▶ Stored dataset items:
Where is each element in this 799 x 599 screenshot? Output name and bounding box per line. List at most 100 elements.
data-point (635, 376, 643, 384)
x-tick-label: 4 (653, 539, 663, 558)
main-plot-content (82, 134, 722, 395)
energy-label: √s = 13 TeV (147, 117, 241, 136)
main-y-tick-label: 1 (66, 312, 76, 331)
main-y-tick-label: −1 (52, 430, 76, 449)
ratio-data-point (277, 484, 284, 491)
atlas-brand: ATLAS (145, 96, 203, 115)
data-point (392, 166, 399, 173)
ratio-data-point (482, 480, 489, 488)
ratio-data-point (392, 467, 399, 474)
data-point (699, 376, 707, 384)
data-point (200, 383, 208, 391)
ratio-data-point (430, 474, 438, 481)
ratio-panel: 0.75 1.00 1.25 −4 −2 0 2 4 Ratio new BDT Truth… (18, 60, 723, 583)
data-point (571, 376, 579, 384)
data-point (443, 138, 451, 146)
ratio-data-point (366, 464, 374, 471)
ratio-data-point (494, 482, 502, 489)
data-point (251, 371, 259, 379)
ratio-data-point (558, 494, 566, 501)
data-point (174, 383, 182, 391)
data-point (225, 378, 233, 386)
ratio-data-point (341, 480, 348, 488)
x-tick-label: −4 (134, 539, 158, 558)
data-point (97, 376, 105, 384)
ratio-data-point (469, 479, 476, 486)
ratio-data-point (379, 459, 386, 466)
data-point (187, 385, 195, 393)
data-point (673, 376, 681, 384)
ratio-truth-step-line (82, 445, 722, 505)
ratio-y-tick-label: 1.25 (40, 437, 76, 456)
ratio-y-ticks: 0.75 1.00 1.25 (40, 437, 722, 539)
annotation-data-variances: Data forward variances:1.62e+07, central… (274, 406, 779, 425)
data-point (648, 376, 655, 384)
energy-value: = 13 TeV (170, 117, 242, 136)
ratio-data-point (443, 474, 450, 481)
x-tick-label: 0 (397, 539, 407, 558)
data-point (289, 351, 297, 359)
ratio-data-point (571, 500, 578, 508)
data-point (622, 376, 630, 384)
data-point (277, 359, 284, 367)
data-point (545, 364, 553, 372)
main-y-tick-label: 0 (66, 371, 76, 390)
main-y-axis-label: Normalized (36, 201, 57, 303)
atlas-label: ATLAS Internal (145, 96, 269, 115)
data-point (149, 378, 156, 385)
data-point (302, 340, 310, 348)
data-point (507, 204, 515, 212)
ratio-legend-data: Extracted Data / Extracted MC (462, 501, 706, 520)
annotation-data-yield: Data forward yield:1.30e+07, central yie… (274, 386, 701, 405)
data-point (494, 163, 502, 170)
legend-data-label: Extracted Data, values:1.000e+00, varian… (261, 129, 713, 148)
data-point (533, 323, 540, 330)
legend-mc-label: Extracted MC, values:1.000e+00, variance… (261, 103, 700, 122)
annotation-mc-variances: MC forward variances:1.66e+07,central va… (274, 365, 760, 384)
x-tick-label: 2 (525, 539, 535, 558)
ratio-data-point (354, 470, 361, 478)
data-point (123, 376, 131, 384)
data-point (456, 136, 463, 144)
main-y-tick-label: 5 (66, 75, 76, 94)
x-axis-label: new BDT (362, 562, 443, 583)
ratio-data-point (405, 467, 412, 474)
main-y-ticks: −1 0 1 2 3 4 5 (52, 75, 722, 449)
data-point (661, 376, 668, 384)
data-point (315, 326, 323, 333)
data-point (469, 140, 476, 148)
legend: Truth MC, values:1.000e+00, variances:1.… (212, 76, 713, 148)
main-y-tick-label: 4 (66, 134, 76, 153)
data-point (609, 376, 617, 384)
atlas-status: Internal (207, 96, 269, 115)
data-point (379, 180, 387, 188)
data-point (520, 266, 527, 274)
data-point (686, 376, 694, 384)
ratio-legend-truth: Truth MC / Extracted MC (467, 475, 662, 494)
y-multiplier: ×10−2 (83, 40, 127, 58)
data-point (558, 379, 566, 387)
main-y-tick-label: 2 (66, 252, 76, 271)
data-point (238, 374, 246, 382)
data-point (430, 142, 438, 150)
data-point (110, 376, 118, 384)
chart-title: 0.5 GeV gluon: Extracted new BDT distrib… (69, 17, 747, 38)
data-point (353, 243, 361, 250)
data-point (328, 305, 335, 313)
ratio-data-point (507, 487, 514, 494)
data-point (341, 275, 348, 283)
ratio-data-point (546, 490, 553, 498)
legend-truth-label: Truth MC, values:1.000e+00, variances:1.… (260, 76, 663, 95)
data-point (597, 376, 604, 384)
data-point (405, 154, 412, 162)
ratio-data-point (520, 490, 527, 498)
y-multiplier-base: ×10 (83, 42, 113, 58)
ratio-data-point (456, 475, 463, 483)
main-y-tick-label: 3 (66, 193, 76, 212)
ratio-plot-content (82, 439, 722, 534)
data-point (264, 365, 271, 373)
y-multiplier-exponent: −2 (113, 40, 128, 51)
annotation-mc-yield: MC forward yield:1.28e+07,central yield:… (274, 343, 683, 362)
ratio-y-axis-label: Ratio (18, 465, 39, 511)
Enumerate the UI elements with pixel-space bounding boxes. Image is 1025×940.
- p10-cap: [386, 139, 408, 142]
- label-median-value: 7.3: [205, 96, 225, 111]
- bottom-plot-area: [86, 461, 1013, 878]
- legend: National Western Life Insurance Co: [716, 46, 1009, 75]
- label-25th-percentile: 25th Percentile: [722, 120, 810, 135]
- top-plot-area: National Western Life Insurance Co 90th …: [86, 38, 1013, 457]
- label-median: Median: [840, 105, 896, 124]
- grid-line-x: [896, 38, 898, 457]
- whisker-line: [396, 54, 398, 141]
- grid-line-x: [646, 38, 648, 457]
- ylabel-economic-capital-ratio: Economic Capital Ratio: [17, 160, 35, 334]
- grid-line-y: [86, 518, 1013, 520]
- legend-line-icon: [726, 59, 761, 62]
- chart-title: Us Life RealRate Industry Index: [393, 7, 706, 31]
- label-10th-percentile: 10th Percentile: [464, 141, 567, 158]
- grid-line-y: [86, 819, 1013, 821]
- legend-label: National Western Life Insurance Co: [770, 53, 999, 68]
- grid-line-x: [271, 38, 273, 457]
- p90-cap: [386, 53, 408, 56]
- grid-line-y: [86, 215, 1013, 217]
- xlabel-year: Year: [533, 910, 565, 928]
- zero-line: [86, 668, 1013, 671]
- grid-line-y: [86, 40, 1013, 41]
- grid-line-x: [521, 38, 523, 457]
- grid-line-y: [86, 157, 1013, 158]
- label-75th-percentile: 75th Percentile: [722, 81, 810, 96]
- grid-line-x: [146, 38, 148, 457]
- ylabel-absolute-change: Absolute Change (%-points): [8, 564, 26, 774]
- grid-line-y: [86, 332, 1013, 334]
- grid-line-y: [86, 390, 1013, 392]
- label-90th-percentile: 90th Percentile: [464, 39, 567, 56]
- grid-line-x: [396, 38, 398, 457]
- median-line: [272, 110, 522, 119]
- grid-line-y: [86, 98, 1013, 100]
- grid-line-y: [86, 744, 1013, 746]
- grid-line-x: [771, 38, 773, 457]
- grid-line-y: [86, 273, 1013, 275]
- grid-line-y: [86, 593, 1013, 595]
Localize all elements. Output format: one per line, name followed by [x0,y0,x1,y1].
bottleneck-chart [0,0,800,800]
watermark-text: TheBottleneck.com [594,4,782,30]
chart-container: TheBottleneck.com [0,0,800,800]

▶ SHORT EXERCISE: Please reproduce the entire listing above word for word, from its first line through its last.

▶ FINISHED EXERCISE:
Where is each element in this 799 x 599 screenshot? Output name and bounding box per line. List at most 100 elements.
data-point (635, 376, 643, 384)
x-tick-label: 4 (653, 539, 663, 558)
main-plot-content (82, 134, 722, 395)
energy-label: √s = 13 TeV (147, 117, 241, 136)
main-y-tick-label: 1 (66, 312, 76, 331)
main-y-tick-label: −1 (52, 430, 76, 449)
ratio-data-point (277, 484, 284, 491)
atlas-brand: ATLAS (145, 96, 203, 115)
data-point (392, 166, 399, 173)
ratio-data-point (482, 480, 489, 488)
ratio-data-point (392, 467, 399, 474)
data-point (699, 376, 707, 384)
data-point (200, 383, 208, 391)
ratio-data-point (430, 474, 438, 481)
ratio-panel: 0.75 1.00 1.25 −4 −2 0 2 4 Ratio new BDT Truth… (18, 60, 723, 583)
data-point (571, 376, 579, 384)
data-point (443, 138, 451, 146)
ratio-data-point (366, 464, 374, 471)
ratio-data-point (494, 482, 502, 489)
data-point (251, 371, 259, 379)
ratio-data-point (558, 494, 566, 501)
data-point (174, 383, 182, 391)
data-point (225, 378, 233, 386)
ratio-data-point (341, 480, 348, 488)
x-tick-label: −4 (134, 539, 158, 558)
data-point (97, 376, 105, 384)
ratio-data-point (469, 479, 476, 486)
ratio-data-point (379, 459, 386, 466)
data-point (187, 385, 195, 393)
data-point (673, 376, 681, 384)
ratio-truth-step-line (82, 445, 722, 505)
ratio-y-tick-label: 1.25 (40, 437, 76, 456)
ratio-y-ticks: 0.75 1.00 1.25 (40, 437, 722, 539)
annotation-data-variances: Data forward variances:1.62e+07, central… (274, 406, 779, 425)
data-point (648, 376, 655, 384)
energy-value: = 13 TeV (170, 117, 242, 136)
ratio-data-point (443, 474, 450, 481)
x-tick-label: 0 (397, 539, 407, 558)
data-point (289, 351, 297, 359)
ratio-data-point (571, 500, 578, 508)
data-point (622, 376, 630, 384)
data-point (277, 359, 284, 367)
data-point (545, 364, 553, 372)
main-y-tick-label: 0 (66, 371, 76, 390)
main-y-axis-label: Normalized (36, 201, 57, 303)
atlas-label: ATLAS Internal (145, 96, 269, 115)
data-point (149, 378, 156, 385)
data-point (302, 340, 310, 348)
data-point (507, 204, 515, 212)
ratio-legend-data: Extracted Data / Extracted MC (462, 501, 706, 520)
annotation-data-yield: Data forward yield:1.30e+07, central yie… (274, 386, 701, 405)
data-point (494, 163, 502, 170)
legend-data-label: Extracted Data, values:1.000e+00, varian… (261, 129, 713, 148)
data-point (533, 323, 540, 330)
legend-mc-label: Extracted MC, values:1.000e+00, variance… (261, 103, 700, 122)
annotation-mc-variances: MC forward variances:1.66e+07,central va… (274, 365, 760, 384)
x-tick-label: 2 (525, 539, 535, 558)
ratio-data-point (354, 470, 361, 478)
data-point (123, 376, 131, 384)
data-point (456, 136, 463, 144)
main-y-tick-label: 5 (66, 75, 76, 94)
x-axis-label: new BDT (362, 562, 443, 583)
ratio-data-point (405, 467, 412, 474)
main-y-ticks: −1 0 1 2 3 4 5 (52, 75, 722, 449)
data-point (661, 376, 668, 384)
data-point (315, 326, 323, 333)
data-point (469, 140, 476, 148)
legend: Truth MC, values:1.000e+00, variances:1.… (212, 76, 713, 148)
main-y-tick-label: 4 (66, 134, 76, 153)
data-point (609, 376, 617, 384)
atlas-status: Internal (207, 96, 269, 115)
data-point (379, 180, 387, 188)
data-point (520, 266, 527, 274)
data-point (686, 376, 694, 384)
ratio-legend-truth: Truth MC / Extracted MC (467, 475, 662, 494)
y-multiplier: ×10−2 (83, 40, 127, 58)
data-point (558, 379, 566, 387)
main-y-tick-label: 2 (66, 252, 76, 271)
data-point (238, 374, 246, 382)
data-point (430, 142, 438, 150)
data-point (110, 376, 118, 384)
chart-title: 0.5 GeV gluon: Extracted new BDT distrib… (69, 17, 747, 38)
data-point (353, 243, 361, 250)
data-point (328, 305, 335, 313)
ratio-data-point (507, 487, 514, 494)
data-point (341, 275, 348, 283)
ratio-data-point (546, 490, 553, 498)
legend-truth-label: Truth MC, values:1.000e+00, variances:1.… (260, 76, 663, 95)
data-point (597, 376, 604, 384)
data-point (405, 154, 412, 162)
ratio-data-point (520, 490, 527, 498)
y-multiplier-base: ×10 (83, 42, 113, 58)
ratio-data-point (456, 475, 463, 483)
main-y-tick-label: 3 (66, 193, 76, 212)
ratio-plot-content (82, 439, 722, 534)
data-point (264, 365, 271, 373)
y-multiplier-exponent: −2 (113, 40, 128, 51)
annotation-mc-yield: MC forward yield:1.28e+07,central yield:… (274, 343, 683, 362)
ratio-y-axis-label: Ratio (18, 465, 39, 511)
Enumerate the UI elements with pixel-space bounding boxes. Image is 1025×940.
- p10-cap: [386, 139, 408, 142]
- label-median-value: 7.3: [205, 96, 225, 111]
- bottom-plot-area: [86, 461, 1013, 878]
- legend: National Western Life Insurance Co: [716, 46, 1009, 75]
- label-25th-percentile: 25th Percentile: [722, 120, 810, 135]
- top-plot-area: National Western Life Insurance Co 90th …: [86, 38, 1013, 457]
- label-median: Median: [840, 105, 896, 124]
- grid-line-x: [896, 38, 898, 457]
- whisker-line: [396, 54, 398, 141]
- grid-line-x: [646, 38, 648, 457]
- ylabel-economic-capital-ratio: Economic Capital Ratio: [17, 160, 35, 334]
- grid-line-y: [86, 518, 1013, 520]
- legend-line-icon: [726, 59, 761, 62]
- chart-title: Us Life RealRate Industry Index: [393, 7, 706, 31]
- label-10th-percentile: 10th Percentile: [464, 141, 567, 158]
- grid-line-y: [86, 819, 1013, 821]
- legend-label: National Western Life Insurance Co: [770, 53, 999, 68]
- grid-line-x: [271, 38, 273, 457]
- p90-cap: [386, 53, 408, 56]
- grid-line-y: [86, 215, 1013, 217]
- xlabel-year: Year: [533, 910, 565, 928]
- zero-line: [86, 668, 1013, 671]
- grid-line-y: [86, 40, 1013, 41]
- grid-line-x: [521, 38, 523, 457]
- grid-line-y: [86, 157, 1013, 158]
- label-75th-percentile: 75th Percentile: [722, 81, 810, 96]
- grid-line-x: [146, 38, 148, 457]
- ylabel-absolute-change: Absolute Change (%-points): [8, 564, 26, 774]
- grid-line-y: [86, 332, 1013, 334]
- grid-line-y: [86, 390, 1013, 392]
- label-90th-percentile: 90th Percentile: [464, 39, 567, 56]
- grid-line-x: [396, 38, 398, 457]
- median-line: [272, 110, 522, 119]
- grid-line-y: [86, 98, 1013, 100]
- grid-line-y: [86, 744, 1013, 746]
- grid-line-x: [771, 38, 773, 457]
- grid-line-y: [86, 273, 1013, 275]
- grid-line-y: [86, 593, 1013, 595]
Localize all elements. Output format: one per line, name followed by [x0,y0,x1,y1].
bottleneck-chart [0,0,800,800]
watermark-text: TheBottleneck.com [594,4,782,30]
chart-container: TheBottleneck.com [0,0,800,800]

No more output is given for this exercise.